◆ STORED DATA:
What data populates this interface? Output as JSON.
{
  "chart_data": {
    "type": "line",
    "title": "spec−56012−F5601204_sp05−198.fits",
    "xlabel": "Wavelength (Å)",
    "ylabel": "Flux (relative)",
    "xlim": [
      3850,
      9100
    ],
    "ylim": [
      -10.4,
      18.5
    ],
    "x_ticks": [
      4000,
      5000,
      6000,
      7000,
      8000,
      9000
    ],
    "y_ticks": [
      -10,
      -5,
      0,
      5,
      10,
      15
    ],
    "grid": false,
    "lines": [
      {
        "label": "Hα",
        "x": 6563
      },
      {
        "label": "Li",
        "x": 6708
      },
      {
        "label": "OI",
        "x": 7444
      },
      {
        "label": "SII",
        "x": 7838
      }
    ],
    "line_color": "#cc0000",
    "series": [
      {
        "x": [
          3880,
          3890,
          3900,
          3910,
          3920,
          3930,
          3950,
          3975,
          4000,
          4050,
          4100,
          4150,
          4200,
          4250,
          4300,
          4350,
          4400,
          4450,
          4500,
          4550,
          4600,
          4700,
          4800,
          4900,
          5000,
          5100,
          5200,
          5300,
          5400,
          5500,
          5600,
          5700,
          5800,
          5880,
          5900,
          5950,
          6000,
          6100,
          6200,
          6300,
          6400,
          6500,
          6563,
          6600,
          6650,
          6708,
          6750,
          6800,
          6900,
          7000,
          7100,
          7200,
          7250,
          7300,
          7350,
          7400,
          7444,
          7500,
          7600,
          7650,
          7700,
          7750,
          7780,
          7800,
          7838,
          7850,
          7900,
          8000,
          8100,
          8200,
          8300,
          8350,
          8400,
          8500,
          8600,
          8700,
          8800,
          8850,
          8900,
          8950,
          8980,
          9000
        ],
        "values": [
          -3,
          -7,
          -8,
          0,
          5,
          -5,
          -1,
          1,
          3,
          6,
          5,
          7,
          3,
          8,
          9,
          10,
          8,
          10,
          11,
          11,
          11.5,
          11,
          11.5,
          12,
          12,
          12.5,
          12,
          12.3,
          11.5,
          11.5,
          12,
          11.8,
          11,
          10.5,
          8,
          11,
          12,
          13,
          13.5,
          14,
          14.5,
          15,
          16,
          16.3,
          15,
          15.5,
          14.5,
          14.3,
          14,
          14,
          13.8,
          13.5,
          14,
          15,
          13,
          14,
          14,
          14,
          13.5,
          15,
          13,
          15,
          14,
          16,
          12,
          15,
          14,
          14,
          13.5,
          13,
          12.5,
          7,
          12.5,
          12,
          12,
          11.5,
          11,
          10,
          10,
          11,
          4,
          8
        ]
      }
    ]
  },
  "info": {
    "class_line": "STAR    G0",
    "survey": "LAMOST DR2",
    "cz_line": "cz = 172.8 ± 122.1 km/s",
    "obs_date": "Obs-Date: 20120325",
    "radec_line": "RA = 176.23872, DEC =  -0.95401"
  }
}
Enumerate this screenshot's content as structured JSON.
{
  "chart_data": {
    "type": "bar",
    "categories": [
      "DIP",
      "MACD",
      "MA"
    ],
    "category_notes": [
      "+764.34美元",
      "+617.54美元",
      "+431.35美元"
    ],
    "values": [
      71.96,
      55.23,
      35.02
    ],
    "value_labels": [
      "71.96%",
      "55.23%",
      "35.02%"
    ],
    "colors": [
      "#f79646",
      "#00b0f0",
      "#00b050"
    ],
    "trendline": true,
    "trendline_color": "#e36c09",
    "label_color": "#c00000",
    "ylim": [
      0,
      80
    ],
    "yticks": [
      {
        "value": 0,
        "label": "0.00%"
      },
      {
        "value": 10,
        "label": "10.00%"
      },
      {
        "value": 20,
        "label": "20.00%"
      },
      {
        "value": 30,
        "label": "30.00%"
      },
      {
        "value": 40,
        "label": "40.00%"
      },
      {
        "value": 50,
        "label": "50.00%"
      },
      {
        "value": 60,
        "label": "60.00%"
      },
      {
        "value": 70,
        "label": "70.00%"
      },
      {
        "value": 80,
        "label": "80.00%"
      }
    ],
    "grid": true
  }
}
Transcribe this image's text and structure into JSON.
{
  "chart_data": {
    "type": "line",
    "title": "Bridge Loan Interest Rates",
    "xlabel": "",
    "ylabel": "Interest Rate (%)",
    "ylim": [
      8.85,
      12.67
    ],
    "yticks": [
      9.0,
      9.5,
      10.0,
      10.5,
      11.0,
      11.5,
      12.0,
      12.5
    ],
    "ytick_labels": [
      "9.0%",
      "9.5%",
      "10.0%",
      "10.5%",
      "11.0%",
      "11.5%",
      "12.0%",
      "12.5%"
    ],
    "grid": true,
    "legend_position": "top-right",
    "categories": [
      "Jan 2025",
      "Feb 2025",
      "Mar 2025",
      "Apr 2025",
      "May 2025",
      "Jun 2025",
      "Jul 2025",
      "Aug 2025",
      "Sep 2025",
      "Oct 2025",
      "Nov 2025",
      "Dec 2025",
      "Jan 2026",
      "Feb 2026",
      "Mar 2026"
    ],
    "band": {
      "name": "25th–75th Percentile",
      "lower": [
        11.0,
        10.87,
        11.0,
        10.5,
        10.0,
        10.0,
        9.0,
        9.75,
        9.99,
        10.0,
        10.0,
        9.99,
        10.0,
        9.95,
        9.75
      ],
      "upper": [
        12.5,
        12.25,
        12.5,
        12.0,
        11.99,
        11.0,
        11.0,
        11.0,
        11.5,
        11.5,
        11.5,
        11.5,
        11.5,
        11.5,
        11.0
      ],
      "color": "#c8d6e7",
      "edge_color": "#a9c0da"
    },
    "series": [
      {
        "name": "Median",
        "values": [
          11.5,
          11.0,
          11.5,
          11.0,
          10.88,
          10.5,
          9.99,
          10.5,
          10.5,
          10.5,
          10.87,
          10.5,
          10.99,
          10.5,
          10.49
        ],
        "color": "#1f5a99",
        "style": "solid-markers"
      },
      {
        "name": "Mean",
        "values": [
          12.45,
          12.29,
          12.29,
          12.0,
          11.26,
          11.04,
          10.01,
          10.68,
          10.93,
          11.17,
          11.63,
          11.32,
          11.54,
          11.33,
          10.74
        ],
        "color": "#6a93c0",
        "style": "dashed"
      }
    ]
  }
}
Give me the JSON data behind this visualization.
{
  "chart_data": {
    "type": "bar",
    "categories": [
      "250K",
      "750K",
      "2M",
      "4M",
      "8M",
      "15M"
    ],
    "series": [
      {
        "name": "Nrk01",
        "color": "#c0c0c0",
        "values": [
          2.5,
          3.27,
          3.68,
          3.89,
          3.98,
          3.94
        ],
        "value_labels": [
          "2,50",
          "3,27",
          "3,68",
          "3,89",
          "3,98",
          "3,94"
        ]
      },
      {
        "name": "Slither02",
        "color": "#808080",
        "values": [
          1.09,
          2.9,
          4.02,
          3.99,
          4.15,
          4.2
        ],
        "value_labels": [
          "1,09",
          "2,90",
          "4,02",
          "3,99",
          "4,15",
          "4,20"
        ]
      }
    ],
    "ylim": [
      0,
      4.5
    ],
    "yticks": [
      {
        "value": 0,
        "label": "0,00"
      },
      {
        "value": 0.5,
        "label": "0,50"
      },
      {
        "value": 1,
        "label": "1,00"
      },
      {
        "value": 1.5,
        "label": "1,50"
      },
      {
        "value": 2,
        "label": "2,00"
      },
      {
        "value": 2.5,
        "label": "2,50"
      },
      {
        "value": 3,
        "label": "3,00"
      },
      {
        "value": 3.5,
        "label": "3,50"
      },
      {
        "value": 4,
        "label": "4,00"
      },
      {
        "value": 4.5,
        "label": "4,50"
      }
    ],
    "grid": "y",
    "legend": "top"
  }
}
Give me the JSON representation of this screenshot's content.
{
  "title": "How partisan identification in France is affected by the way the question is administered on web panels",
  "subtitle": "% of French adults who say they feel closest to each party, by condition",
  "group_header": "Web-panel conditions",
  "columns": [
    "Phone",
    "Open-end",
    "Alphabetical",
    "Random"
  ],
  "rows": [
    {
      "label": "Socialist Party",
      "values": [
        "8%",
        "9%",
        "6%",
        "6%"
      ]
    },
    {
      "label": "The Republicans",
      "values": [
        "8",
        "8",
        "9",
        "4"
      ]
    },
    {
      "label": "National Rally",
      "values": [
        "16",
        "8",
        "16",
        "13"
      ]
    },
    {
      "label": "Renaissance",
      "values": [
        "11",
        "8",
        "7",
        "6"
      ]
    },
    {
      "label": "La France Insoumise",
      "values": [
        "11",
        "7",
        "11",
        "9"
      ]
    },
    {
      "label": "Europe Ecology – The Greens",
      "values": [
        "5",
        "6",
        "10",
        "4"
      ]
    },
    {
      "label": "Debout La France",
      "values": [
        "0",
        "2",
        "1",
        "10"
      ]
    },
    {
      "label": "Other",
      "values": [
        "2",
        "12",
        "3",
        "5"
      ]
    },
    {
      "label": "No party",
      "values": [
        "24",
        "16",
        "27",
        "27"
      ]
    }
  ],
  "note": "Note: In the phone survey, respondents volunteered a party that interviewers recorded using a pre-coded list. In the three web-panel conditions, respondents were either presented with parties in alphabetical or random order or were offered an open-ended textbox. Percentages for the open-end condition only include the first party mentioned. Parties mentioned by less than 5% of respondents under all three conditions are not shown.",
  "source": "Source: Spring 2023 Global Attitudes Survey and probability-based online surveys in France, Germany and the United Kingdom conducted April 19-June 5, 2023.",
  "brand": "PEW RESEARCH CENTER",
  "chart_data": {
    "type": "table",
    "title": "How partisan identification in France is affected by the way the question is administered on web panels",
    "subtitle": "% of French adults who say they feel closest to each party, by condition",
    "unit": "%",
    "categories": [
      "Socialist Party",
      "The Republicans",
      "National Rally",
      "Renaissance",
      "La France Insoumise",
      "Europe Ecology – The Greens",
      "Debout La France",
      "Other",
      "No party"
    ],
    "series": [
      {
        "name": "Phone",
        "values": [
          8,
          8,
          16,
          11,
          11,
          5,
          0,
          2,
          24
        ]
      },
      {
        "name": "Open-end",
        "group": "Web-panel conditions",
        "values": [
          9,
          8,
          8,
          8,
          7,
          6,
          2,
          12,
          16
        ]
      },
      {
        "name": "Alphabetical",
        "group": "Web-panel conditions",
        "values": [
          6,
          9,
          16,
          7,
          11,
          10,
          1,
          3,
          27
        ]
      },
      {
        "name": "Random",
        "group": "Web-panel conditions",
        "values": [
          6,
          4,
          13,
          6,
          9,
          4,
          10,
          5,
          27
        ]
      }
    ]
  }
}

◆ TASK INSTRUCTIONS: Search the entries for the word "grid" and gather every line where it appears.

◆ THE RESPONSE:
    "grid": false,
    "grid": true
    "grid": true,
    "grid": "y",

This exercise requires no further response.